Could you write what comes next in the forum post about matching duplicate and similar file hashes by Hamming distance, starting right after its last line?

→ Passage:

((

2

I have a list of tuples like with a hash and path to a file. I would like to find all duplicates as well as similar items based on hamming-distance. I have a function for haming distance score where I give to values and get the score.

I stuck with the problem to loop through the list and find matching items.

list = [('94ff39ad', '/path/to/file.jpg'), ('94ff39ad', '/path/to/file2.jpg'), ('94ff40ad', '/path/to/file3.jpg'), ('cab91acf', '/path/to/file4.jpg')]
score = haming_score(h1, h2)
# score_for_similar > 0.4

I need a dictionary with an original (path) as key and a list of possible similar or duplicates as value.

like:

result = {'/path/to/file.jpg': ['/path/to/file2.jpg', '/path/to/file3.jpg'], '/path/to/file4.jpg': []}

The second dict key value pair {'/path/to/'file4.jpg': []} is not necessary but helpful to have.

Currently I loop twice through the list and compare the values with each other. But I get double results.

I would be very greateful for your help.

P.S. to calculate the hamming-distance score I use:

def hamming_dist(h1, h2):
    h1 = list(h1)
    h2 = list(h2)
    score = scipy.spatial.distance.hamming(h1, h2)

))

→ Stored rows:
((

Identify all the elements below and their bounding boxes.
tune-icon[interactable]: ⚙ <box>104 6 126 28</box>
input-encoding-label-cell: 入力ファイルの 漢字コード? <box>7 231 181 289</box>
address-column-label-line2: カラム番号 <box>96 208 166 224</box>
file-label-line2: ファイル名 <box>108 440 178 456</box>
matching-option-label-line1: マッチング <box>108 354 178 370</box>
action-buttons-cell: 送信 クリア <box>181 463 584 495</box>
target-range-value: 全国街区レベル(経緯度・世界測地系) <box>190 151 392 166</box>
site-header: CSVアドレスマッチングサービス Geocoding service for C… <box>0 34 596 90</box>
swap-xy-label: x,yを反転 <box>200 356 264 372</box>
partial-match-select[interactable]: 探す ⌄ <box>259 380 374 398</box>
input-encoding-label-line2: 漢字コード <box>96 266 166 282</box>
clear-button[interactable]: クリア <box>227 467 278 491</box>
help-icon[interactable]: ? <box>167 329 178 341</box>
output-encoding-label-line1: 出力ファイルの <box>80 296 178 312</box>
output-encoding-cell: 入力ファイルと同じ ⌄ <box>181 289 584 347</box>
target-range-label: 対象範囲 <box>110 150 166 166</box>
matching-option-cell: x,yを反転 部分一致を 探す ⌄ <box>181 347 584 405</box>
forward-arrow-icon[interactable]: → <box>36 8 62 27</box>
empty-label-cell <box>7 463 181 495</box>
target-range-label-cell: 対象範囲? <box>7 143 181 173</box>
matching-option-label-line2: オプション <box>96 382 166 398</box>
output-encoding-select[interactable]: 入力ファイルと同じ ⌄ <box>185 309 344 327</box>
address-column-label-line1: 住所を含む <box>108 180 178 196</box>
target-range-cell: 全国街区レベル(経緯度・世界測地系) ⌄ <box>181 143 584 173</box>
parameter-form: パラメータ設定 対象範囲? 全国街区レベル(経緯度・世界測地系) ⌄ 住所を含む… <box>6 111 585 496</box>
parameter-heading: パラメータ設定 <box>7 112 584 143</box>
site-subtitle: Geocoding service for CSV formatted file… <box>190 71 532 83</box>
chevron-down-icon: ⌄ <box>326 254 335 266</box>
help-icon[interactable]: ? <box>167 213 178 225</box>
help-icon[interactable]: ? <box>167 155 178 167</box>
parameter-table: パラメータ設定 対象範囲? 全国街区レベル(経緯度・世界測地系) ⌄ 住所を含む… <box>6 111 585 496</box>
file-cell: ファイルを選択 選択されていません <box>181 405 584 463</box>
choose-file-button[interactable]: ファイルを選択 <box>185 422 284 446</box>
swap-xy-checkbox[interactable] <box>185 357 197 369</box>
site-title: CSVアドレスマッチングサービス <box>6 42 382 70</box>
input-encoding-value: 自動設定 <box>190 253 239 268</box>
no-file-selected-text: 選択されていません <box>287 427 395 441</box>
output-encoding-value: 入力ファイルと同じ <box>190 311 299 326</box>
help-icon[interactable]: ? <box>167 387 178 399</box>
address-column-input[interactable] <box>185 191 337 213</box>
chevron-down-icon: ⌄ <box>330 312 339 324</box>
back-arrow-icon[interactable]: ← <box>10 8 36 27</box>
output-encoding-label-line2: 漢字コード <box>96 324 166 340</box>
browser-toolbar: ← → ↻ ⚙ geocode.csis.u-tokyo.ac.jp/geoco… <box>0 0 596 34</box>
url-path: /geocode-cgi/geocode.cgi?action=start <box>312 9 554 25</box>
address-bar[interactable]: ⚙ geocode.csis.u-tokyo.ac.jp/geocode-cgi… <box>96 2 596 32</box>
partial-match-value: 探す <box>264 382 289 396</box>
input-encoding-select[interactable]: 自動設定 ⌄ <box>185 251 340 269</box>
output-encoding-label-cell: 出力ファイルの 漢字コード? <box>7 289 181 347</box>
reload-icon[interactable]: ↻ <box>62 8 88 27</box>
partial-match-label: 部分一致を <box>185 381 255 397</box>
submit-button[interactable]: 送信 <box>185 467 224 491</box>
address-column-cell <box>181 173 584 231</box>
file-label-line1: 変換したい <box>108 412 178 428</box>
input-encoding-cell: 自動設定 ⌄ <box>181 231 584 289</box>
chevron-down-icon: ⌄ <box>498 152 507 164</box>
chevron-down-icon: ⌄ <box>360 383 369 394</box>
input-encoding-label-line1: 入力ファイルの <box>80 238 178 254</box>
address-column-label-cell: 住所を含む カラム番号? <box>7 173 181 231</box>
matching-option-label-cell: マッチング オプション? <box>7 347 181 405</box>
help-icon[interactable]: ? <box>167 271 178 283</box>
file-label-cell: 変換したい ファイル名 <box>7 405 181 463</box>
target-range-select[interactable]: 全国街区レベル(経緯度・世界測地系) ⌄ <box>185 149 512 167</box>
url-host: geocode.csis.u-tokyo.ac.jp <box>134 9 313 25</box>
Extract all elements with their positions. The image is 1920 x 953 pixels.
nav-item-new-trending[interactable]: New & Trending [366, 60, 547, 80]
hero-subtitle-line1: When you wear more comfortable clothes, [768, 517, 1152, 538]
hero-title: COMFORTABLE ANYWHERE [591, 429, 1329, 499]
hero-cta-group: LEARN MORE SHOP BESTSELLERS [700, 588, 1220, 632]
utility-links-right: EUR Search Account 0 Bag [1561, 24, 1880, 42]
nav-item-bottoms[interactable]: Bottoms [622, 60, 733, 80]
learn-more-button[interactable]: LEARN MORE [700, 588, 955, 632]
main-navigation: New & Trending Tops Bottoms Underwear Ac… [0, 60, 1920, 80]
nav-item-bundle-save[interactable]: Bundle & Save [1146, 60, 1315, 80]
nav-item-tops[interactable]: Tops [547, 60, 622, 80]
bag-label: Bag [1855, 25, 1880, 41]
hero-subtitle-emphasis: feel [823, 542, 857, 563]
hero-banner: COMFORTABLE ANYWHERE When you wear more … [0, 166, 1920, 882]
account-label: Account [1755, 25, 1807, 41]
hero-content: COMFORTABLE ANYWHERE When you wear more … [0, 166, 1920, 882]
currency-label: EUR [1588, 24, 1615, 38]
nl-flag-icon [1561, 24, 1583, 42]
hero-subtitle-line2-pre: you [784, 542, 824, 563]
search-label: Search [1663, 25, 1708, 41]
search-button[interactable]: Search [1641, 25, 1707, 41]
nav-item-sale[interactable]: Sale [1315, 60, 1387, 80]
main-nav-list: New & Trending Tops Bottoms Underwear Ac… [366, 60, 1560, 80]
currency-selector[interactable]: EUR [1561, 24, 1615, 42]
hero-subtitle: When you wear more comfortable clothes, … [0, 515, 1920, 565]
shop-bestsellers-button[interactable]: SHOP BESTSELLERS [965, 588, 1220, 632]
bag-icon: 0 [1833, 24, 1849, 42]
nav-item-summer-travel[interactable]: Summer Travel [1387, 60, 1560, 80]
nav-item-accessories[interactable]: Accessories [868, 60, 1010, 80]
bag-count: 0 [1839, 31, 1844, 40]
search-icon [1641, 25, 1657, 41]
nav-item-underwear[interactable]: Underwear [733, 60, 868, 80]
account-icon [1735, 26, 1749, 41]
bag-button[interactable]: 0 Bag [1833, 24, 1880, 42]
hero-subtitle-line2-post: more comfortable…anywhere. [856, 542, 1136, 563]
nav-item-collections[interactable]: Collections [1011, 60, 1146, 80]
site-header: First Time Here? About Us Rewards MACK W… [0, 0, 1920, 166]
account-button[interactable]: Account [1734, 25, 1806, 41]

))

→ Task answer:
    return score
WillHoh
  • 67
  • 11
  • How do you determinate which should be the original key? `/path/to/file.jpg` what's the criteria for that being the first key and not `/path/to/file2.jpg`? First occurrence? – Torxed Mar 16 '18 at 11:44
  • hi, it's enough if it's the first one. I just remembered that it is enough to get lists of "similar" ones. But they should only not appear in 2 lists. – WillHoh Mar 16 '18 at 11:46

2 Answers2

1
import Levenshtein as leven

# This is your list
xlist = [('94ff39ad', '/path/to/file.jpg'), ('512asasd', '/somepath/to/file.jpg'), ('94ff39ad', '/path/to/file2.jpg'), ('94ff40ad', '/path/to/file3.jpg'), ('cab91acf', '/path/to/file4.jpg')]

# Here's what you'll base the difference upon:
simalarity_threshhold = 80 # 80%
results = {}

for item in xlist:
    path = item[1]
    print('Examining path:', path)

    max_similarity = None
    similarity_key = None
    for key in results:
        diff = leven.distance(path, key)
        diff_percentage = 100 / max(len(path), len(key)) * (min(len(path), len(key)-diff))

        print('    {} vs {} = {}%'.format(path, key, int(diff_percentage)))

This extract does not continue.